_Records supplied_
● ● ● ● ●
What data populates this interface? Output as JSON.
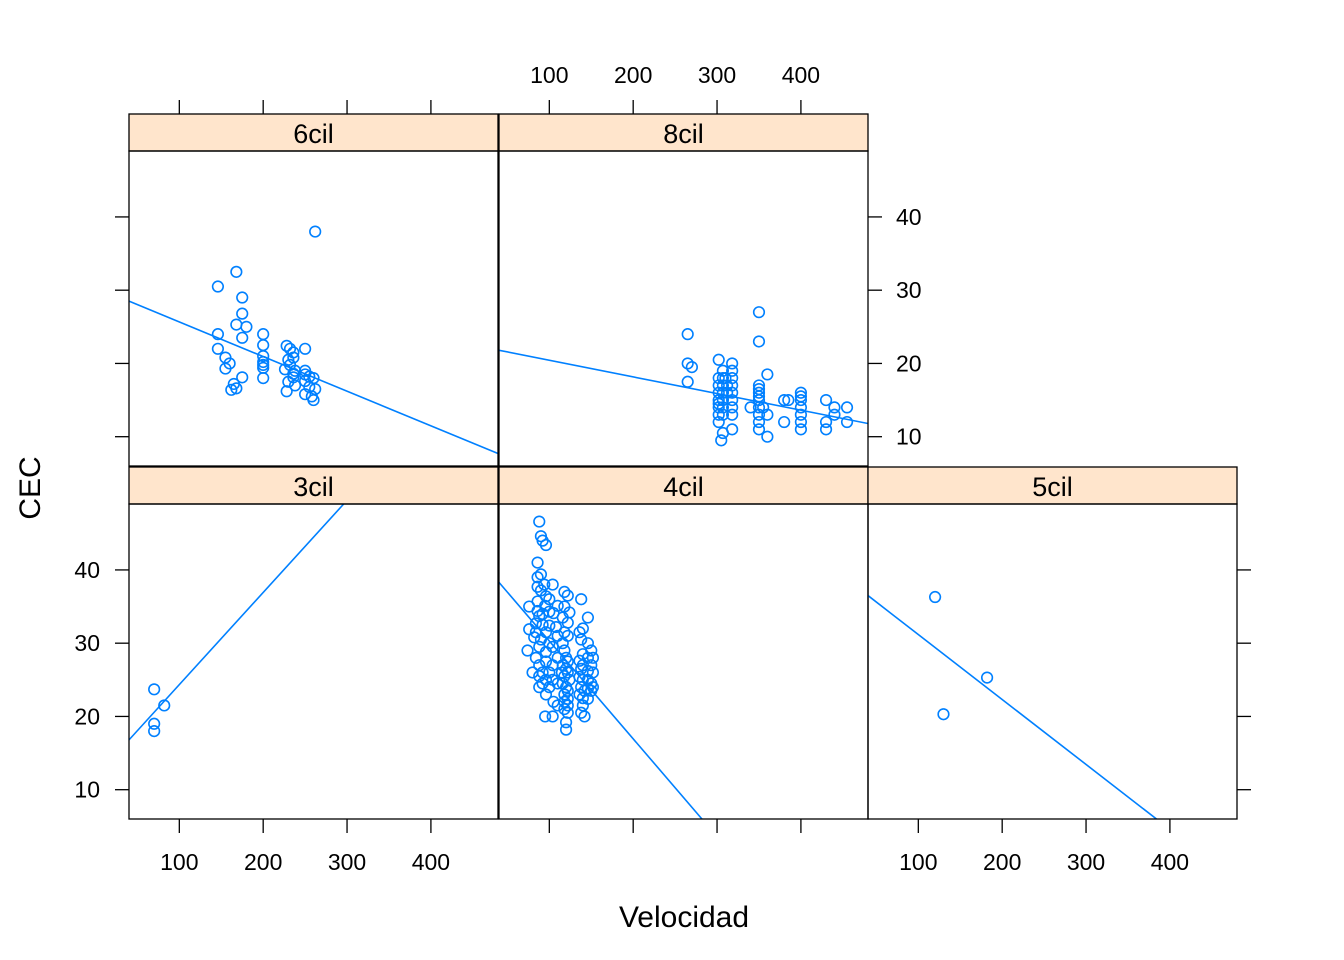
{
  "chart_data": {
    "type": "scatter",
    "xlabel": "Velocidad",
    "ylabel": "CEC",
    "xlim": [
      40,
      480
    ],
    "ylim": [
      6,
      49
    ],
    "xticks": [
      100,
      200,
      300,
      400
    ],
    "yticks": [
      10,
      20,
      30,
      40
    ],
    "colors": {
      "points": "#0080ff",
      "lines": "#0080ff",
      "strip": "#ffe5cc",
      "frame": "#000000"
    },
    "panels": [
      {
        "name": "6cil",
        "regression": [
          [
            40,
            28.5
          ],
          [
            480,
            7.7
          ]
        ],
        "points": [
          [
            262,
            38
          ],
          [
            168,
            32.5
          ],
          [
            146,
            30.5
          ],
          [
            175,
            29
          ],
          [
            175,
            26.8
          ],
          [
            168,
            25.3
          ],
          [
            180,
            25
          ],
          [
            146,
            24
          ],
          [
            175,
            23.5
          ],
          [
            200,
            24
          ],
          [
            146,
            22
          ],
          [
            155,
            20.8
          ],
          [
            155,
            19.3
          ],
          [
            160,
            20
          ],
          [
            175,
            18.1
          ],
          [
            165,
            17.2
          ],
          [
            162,
            16.4
          ],
          [
            168,
            16.6
          ],
          [
            200,
            22.5
          ],
          [
            200,
            21
          ],
          [
            200,
            20.2
          ],
          [
            200,
            19.8
          ],
          [
            200,
            19.4
          ],
          [
            200,
            18
          ],
          [
            228,
            22.4
          ],
          [
            232,
            22
          ],
          [
            236,
            21.5
          ],
          [
            236,
            20.8
          ],
          [
            230,
            20.5
          ],
          [
            232,
            19.8
          ],
          [
            226,
            19.2
          ],
          [
            238,
            19
          ],
          [
            236,
            18.6
          ],
          [
            230,
            17.5
          ],
          [
            236,
            18.1
          ],
          [
            228,
            16.2
          ],
          [
            238,
            17
          ],
          [
            250,
            22
          ],
          [
            250,
            19
          ],
          [
            250,
            18.5
          ],
          [
            255,
            18.2
          ],
          [
            260,
            18
          ],
          [
            250,
            17.6
          ],
          [
            255,
            16.8
          ],
          [
            262,
            16.5
          ],
          [
            250,
            15.8
          ],
          [
            258,
            15.5
          ],
          [
            260,
            15
          ]
        ]
      },
      {
        "name": "8cil",
        "regression": [
          [
            40,
            21.8
          ],
          [
            480,
            11.8
          ]
        ],
        "points": [
          [
            265,
            24
          ],
          [
            265,
            20
          ],
          [
            270,
            19.5
          ],
          [
            265,
            17.5
          ],
          [
            302,
            20.5
          ],
          [
            302,
            18
          ],
          [
            302,
            17
          ],
          [
            302,
            16
          ],
          [
            302,
            15
          ],
          [
            302,
            14.5
          ],
          [
            302,
            14
          ],
          [
            302,
            13
          ],
          [
            302,
            12
          ],
          [
            305,
            9.5
          ],
          [
            307,
            19
          ],
          [
            307,
            18
          ],
          [
            307,
            17
          ],
          [
            307,
            16
          ],
          [
            307,
            15
          ],
          [
            307,
            14
          ],
          [
            307,
            13
          ],
          [
            307,
            10.5
          ],
          [
            310,
            18
          ],
          [
            312,
            17
          ],
          [
            312,
            16
          ],
          [
            318,
            20
          ],
          [
            318,
            19
          ],
          [
            318,
            18
          ],
          [
            318,
            17
          ],
          [
            318,
            16
          ],
          [
            318,
            15
          ],
          [
            318,
            14
          ],
          [
            318,
            13
          ],
          [
            318,
            11
          ],
          [
            340,
            14
          ],
          [
            350,
            27
          ],
          [
            350,
            23
          ],
          [
            350,
            17
          ],
          [
            350,
            16.5
          ],
          [
            350,
            16
          ],
          [
            350,
            15.5
          ],
          [
            350,
            15
          ],
          [
            350,
            14
          ],
          [
            350,
            13
          ],
          [
            350,
            12
          ],
          [
            350,
            11
          ],
          [
            355,
            14
          ],
          [
            360,
            18.5
          ],
          [
            360,
            13
          ],
          [
            360,
            10
          ],
          [
            380,
            15
          ],
          [
            380,
            12
          ],
          [
            385,
            15
          ],
          [
            400,
            16
          ],
          [
            400,
            15.5
          ],
          [
            400,
            15
          ],
          [
            400,
            14
          ],
          [
            400,
            13
          ],
          [
            400,
            12
          ],
          [
            400,
            11
          ],
          [
            430,
            15
          ],
          [
            430,
            12
          ],
          [
            430,
            11
          ],
          [
            440,
            14
          ],
          [
            440,
            13
          ],
          [
            455,
            14
          ],
          [
            455,
            12
          ]
        ]
      },
      {
        "name": "3cil",
        "regression": [
          [
            40,
            16.8
          ],
          [
            296,
            49
          ]
        ],
        "points": [
          [
            70,
            23.7
          ],
          [
            82,
            21.5
          ],
          [
            70,
            19
          ],
          [
            70,
            18
          ]
        ]
      },
      {
        "name": "4cil",
        "regression": [
          [
            40,
            38.3
          ],
          [
            282,
            6
          ]
        ],
        "points": [
          [
            88,
            46.6
          ],
          [
            90,
            44.6
          ],
          [
            92,
            44
          ],
          [
            96,
            43.4
          ],
          [
            86,
            41
          ],
          [
            90,
            39.4
          ],
          [
            86,
            39
          ],
          [
            94,
            38
          ],
          [
            104,
            38
          ],
          [
            86,
            37.7
          ],
          [
            90,
            37.2
          ],
          [
            96,
            36.4
          ],
          [
            100,
            36
          ],
          [
            86,
            35.7
          ],
          [
            95,
            35.1
          ],
          [
            110,
            35.1
          ],
          [
            76,
            35
          ],
          [
            86,
            34.4
          ],
          [
            100,
            34.3
          ],
          [
            105,
            34.1
          ],
          [
            92,
            34
          ],
          [
            88,
            33.7
          ],
          [
            84,
            32.7
          ],
          [
            92,
            32.5
          ],
          [
            100,
            32.4
          ],
          [
            108,
            32.2
          ],
          [
            76,
            31.9
          ],
          [
            84,
            31.5
          ],
          [
            96,
            31.5
          ],
          [
            110,
            31
          ],
          [
            82,
            30.8
          ],
          [
            90,
            30.5
          ],
          [
            100,
            30
          ],
          [
            88,
            29.5
          ],
          [
            104,
            29.5
          ],
          [
            74,
            29
          ],
          [
            96,
            28.8
          ],
          [
            84,
            28
          ],
          [
            110,
            28
          ],
          [
            96,
            27.5
          ],
          [
            88,
            27
          ],
          [
            104,
            27
          ],
          [
            80,
            26
          ],
          [
            92,
            26
          ],
          [
            100,
            26
          ],
          [
            115,
            26
          ],
          [
            88,
            25.5
          ],
          [
            96,
            25
          ],
          [
            104,
            25
          ],
          [
            92,
            24.5
          ],
          [
            110,
            24.5
          ],
          [
            88,
            24
          ],
          [
            100,
            24
          ],
          [
            96,
            23
          ],
          [
            105,
            22
          ],
          [
            110,
            21.5
          ],
          [
            95,
            20
          ],
          [
            104,
            20
          ],
          [
            118,
            37
          ],
          [
            122,
            36.5
          ],
          [
            118,
            35
          ],
          [
            124,
            34.2
          ],
          [
            116,
            33.5
          ],
          [
            122,
            32.8
          ],
          [
            118,
            31.5
          ],
          [
            122,
            31
          ],
          [
            116,
            30
          ],
          [
            118,
            29
          ],
          [
            120,
            28
          ],
          [
            122,
            27.5
          ],
          [
            116,
            27
          ],
          [
            120,
            26.5
          ],
          [
            122,
            26
          ],
          [
            118,
            25.5
          ],
          [
            124,
            25
          ],
          [
            116,
            24.5
          ],
          [
            120,
            24
          ],
          [
            122,
            23.5
          ],
          [
            118,
            23
          ],
          [
            122,
            22.4
          ],
          [
            118,
            22
          ],
          [
            122,
            21.5
          ],
          [
            118,
            21
          ],
          [
            122,
            20.5
          ],
          [
            120,
            19.2
          ],
          [
            120,
            18.2
          ],
          [
            138,
            36
          ],
          [
            146,
            33.5
          ],
          [
            140,
            32
          ],
          [
            136,
            31.5
          ],
          [
            138,
            30.5
          ],
          [
            146,
            30
          ],
          [
            150,
            29
          ],
          [
            140,
            28.5
          ],
          [
            146,
            28
          ],
          [
            152,
            28
          ],
          [
            136,
            27.6
          ],
          [
            140,
            27
          ],
          [
            150,
            27
          ],
          [
            138,
            26.5
          ],
          [
            146,
            26.2
          ],
          [
            152,
            26
          ],
          [
            136,
            25.4
          ],
          [
            140,
            25
          ],
          [
            146,
            25
          ],
          [
            150,
            24.5
          ],
          [
            138,
            24
          ],
          [
            142,
            23.5
          ],
          [
            146,
            23.8
          ],
          [
            152,
            24
          ],
          [
            136,
            23
          ],
          [
            140,
            22.5
          ],
          [
            146,
            22.4
          ],
          [
            150,
            23.5
          ],
          [
            140,
            21.5
          ],
          [
            138,
            20.5
          ],
          [
            142,
            20
          ]
        ]
      },
      {
        "name": "5cil",
        "regression": [
          [
            40,
            36.5
          ],
          [
            384,
            6
          ]
        ],
        "points": [
          [
            120,
            36.3
          ],
          [
            182,
            25.3
          ],
          [
            130,
            20.3
          ]
        ]
      }
    ]
  }
}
● ● ● ● ●
_Given exercise_
Tally the lines of the records holding the word "name", then give only the resulting number.

_The output_
5